— Entries —

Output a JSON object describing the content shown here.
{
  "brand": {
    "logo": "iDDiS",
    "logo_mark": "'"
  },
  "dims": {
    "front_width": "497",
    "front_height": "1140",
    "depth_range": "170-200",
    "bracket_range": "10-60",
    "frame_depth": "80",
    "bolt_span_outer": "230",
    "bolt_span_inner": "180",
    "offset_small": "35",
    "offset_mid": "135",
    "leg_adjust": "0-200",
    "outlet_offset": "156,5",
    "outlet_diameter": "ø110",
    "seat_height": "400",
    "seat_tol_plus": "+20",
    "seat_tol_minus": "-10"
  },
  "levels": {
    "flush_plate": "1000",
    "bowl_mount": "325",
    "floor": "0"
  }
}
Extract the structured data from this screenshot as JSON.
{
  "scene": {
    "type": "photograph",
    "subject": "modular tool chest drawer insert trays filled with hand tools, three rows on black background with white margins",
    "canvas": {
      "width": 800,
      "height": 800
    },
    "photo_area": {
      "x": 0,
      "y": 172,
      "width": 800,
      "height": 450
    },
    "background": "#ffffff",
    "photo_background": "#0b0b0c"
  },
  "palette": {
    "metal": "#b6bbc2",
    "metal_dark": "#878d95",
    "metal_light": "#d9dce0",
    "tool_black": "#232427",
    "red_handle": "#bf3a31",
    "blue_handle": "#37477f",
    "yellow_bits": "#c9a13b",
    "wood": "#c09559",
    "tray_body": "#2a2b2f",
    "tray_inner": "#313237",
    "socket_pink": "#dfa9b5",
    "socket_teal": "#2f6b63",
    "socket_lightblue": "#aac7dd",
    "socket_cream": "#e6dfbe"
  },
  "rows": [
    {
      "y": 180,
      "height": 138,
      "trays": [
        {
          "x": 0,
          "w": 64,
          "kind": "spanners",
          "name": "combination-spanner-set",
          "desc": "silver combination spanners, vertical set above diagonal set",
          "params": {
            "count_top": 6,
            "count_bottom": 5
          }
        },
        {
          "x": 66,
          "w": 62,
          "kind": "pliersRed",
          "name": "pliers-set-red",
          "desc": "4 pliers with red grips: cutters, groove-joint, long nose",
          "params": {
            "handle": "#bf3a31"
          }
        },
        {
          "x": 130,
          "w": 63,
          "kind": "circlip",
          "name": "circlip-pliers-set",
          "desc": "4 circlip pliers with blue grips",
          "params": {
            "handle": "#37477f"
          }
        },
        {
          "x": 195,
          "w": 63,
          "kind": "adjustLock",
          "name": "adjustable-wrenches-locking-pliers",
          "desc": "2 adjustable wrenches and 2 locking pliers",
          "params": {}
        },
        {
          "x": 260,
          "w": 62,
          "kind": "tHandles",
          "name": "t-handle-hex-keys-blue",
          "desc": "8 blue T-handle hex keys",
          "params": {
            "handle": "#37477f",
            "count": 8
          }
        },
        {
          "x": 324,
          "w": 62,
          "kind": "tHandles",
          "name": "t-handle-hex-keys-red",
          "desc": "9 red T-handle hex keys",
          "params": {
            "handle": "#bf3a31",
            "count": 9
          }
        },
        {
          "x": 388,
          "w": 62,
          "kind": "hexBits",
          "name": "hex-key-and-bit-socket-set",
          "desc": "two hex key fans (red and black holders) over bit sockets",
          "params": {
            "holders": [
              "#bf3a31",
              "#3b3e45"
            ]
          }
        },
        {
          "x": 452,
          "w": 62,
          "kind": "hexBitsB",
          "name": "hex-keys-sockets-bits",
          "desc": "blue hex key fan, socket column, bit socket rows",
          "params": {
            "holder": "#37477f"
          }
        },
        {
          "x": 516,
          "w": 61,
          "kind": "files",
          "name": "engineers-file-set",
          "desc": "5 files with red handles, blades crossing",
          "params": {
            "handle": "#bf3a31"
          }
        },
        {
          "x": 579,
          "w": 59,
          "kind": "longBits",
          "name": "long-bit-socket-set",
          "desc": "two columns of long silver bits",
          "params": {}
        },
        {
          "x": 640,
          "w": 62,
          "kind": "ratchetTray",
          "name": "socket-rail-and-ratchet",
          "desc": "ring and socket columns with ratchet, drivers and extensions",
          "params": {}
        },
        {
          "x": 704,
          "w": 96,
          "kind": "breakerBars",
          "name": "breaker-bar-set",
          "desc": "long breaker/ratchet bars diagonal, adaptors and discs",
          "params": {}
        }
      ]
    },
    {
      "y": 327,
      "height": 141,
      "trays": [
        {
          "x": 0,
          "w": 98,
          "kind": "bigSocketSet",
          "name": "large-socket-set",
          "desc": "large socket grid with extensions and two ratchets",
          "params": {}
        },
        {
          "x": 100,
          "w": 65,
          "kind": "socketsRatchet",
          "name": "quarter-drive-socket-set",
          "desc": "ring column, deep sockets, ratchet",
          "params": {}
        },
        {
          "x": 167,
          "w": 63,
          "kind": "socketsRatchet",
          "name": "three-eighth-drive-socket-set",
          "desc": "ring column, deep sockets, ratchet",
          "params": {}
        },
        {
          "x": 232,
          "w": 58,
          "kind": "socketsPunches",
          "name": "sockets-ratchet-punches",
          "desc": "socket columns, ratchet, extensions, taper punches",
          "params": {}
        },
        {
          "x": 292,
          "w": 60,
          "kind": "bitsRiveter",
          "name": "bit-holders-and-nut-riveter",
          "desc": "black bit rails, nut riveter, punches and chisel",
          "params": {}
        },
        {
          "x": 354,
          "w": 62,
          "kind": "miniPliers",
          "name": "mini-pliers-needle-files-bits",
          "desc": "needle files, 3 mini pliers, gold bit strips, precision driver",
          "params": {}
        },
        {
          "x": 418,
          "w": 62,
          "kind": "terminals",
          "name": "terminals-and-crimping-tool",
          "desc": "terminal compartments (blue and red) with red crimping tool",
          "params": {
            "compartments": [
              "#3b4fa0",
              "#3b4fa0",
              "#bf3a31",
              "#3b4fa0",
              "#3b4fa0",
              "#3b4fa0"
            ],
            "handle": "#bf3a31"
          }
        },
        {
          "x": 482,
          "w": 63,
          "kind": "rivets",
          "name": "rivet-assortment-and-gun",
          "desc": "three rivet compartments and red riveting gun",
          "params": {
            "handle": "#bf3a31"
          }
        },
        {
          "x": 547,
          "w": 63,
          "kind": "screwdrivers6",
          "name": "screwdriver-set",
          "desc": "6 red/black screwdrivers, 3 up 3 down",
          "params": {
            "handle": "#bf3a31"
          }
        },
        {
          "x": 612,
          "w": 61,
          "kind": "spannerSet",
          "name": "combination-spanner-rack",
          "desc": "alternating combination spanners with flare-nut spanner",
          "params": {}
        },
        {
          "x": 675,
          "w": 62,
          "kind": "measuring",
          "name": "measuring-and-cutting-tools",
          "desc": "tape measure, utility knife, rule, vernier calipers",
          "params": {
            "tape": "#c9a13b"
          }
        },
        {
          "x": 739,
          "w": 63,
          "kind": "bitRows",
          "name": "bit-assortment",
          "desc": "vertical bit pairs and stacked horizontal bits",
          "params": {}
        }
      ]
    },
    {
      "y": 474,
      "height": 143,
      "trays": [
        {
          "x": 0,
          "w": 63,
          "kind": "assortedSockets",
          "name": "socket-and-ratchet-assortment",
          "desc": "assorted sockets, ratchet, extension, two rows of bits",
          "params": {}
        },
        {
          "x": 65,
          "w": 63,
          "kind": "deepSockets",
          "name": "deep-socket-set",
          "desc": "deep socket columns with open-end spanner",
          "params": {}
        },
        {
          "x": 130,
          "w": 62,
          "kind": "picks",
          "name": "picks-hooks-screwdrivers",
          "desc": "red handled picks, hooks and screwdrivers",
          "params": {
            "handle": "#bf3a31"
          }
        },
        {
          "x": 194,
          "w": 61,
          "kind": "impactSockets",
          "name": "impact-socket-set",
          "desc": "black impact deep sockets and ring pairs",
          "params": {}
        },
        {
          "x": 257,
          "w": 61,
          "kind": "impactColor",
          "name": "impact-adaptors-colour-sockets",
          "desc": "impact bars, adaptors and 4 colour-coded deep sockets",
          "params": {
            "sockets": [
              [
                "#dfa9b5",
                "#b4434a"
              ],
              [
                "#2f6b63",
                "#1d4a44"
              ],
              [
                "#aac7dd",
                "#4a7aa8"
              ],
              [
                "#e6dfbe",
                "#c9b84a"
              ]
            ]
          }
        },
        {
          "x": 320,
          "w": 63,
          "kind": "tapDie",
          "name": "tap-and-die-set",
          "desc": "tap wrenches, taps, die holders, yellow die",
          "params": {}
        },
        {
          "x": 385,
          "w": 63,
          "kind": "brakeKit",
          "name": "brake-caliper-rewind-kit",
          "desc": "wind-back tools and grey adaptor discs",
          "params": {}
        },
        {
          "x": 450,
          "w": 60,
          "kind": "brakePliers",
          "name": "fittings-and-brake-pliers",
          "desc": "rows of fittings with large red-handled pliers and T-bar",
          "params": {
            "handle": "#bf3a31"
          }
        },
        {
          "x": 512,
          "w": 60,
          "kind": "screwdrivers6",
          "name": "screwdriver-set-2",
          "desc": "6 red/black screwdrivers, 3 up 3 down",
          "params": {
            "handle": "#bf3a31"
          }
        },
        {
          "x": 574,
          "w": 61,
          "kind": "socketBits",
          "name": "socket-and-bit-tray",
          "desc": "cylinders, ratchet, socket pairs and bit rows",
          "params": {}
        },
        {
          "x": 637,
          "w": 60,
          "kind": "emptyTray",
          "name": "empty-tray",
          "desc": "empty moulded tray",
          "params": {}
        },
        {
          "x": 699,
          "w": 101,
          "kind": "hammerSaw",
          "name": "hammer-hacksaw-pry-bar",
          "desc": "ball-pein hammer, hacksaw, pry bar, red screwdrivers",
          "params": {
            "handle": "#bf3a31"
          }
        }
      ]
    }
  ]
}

— Aim of the task —
Give every line of the material that includes the string "colour".

— Full solution —
          "name": "impact-adaptors-colour-sockets",
          "desc": "impact bars, adaptors and 4 colour-coded deep sockets",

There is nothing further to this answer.